**Исходный текст**:
· · · · ·

Сангор — человек Ярослава, находившийся в ставке Батыя, несомненно, тождествен «Ярославлю человеку Сънъгурови», упомянутому галицким летописцем в рассказе о поездке к Батыю Даниила Романовича[620]. Плано Карпини прямо указывает на его половецкое (comanus) происхождение. Тюркским считается имя еще одного связанного с Ярославом лица — Cocceleban[621].
Определенную загадку представляло имя, в переводе А. И. Малеина звучащее как «Дубарлай». Подобный русский антропоним неизвестен, и можно было бы предполагать либо тюркизм, либо некое нелицеприятное прозвище, принятое францисканцами за имя[622]. Но дело в том, что ни в одном из трех списков пространной редакции «Истории монголов» «Дубарлая» нет. В них присутствует чтение Dubazlaus[623]. Ошибка возникла из-за того, что в издании М. д'Авезака вместо z было напечатано r[624] (по причине сходства написания этих букв в Лейденском списке). Dubazlaus же — это славянское имя с элементом — слав: аналогично Ярослав передается Плано Карпини как Ierozlaus. Поскольку имя «Дубослав» источниками не зафиксировано, очень вероятно, что перед нами искаженное Доброслав[625]. Персонаж с таким именем известен в ту же эпоху. Это галицкий боярин Доброслав Судьич, в 1241 г. вызвавший гнев князя Даниила Романовича и «изоиманный» по его приказу[626].
Еще один человек Ярослава, отправленный к нему женой и Батыем, в переводе А. И. Малеина фигурирует как Угней. Такое имя может произвести впечатление очередного тюркизма[627], но в текстовой реальности его не существует. В Лейденском списке читается Ligneum[628]: в издании М. д'Авезака сочетание букв Li из-за слитного написания было принято за U[629]. Но при этом Ligneum — чтение неверное: в Кембриджском и Вольфенбюттельском списках — Coligneum[630] (т. е. в Лейденском списке произошел пропуск слога). А Coligneum (в им. п. Coligneus) — это, вероятнее всего, славянское имя с элементом — гнев[631]: Коли(?)гнев.

· · · · ·

**Задание 1**: Пожалуйста, продублируйте без изменений записи: всё от их первой строки вниз до строки, содержащей «Text: Technology has», включая обе границы.

· · · · ·

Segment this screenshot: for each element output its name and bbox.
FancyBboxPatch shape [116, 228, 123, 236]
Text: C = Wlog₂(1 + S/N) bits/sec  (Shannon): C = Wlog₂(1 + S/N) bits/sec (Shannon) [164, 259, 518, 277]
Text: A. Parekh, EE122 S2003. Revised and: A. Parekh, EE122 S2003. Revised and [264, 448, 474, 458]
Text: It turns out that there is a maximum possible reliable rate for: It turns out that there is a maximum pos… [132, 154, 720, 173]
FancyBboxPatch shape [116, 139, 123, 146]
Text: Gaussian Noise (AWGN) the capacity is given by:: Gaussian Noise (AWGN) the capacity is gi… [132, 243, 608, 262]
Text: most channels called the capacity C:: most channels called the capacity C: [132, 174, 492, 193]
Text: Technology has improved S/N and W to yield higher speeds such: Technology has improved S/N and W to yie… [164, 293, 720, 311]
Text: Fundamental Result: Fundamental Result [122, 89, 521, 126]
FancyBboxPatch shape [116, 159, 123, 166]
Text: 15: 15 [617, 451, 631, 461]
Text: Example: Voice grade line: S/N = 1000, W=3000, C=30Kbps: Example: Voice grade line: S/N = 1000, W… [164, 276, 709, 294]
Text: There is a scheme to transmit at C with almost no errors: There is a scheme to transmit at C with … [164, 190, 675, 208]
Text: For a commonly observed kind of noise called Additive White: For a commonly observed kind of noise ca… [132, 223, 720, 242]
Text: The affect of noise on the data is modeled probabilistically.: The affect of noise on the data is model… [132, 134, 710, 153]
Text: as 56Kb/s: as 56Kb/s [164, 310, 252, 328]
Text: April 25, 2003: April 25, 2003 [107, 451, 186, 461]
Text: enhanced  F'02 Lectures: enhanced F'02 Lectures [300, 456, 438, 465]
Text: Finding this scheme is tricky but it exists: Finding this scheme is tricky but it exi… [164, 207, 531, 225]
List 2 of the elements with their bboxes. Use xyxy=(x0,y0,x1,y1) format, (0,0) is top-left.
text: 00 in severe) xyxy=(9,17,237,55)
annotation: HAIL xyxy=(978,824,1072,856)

· · · · ·

**Задание 2**: Из-за какой ошибки в издании М. д'Авезака, согласно тексту о людях Ярослава, появилось имя «Дубарлай»?

**Ответ 1**:
Segment this screenshot: for each element output its name and bbox.
FancyBboxPatch shape [116, 228, 123, 236]
Text: C = Wlog₂(1 + S/N) bits/sec  (Shannon): C = Wlog₂(1 + S/N) bits/sec (Shannon) [164, 259, 518, 277]
Text: A. Parekh, EE122 S2003. Revised and: A. Parekh, EE122 S2003. Revised and [264, 448, 474, 458]
Text: It turns out that there is a maximum possible reliable rate for: It turns out that there is a maximum pos… [132, 154, 720, 173]
FancyBboxPatch shape [116, 139, 123, 146]
Text: Gaussian Noise (AWGN) the capacity is given by:: Gaussian Noise (AWGN) the capacity is gi… [132, 243, 608, 262]
Text: most channels called the capacity C:: most channels called the capacity C: [132, 174, 492, 193]
Text: Technology has improved S/N and W to yield higher speeds such: Technology has improved S/N and W to yie… [164, 293, 720, 311]

**Ответ 2**: В издании вместо буквы z была напечатана r.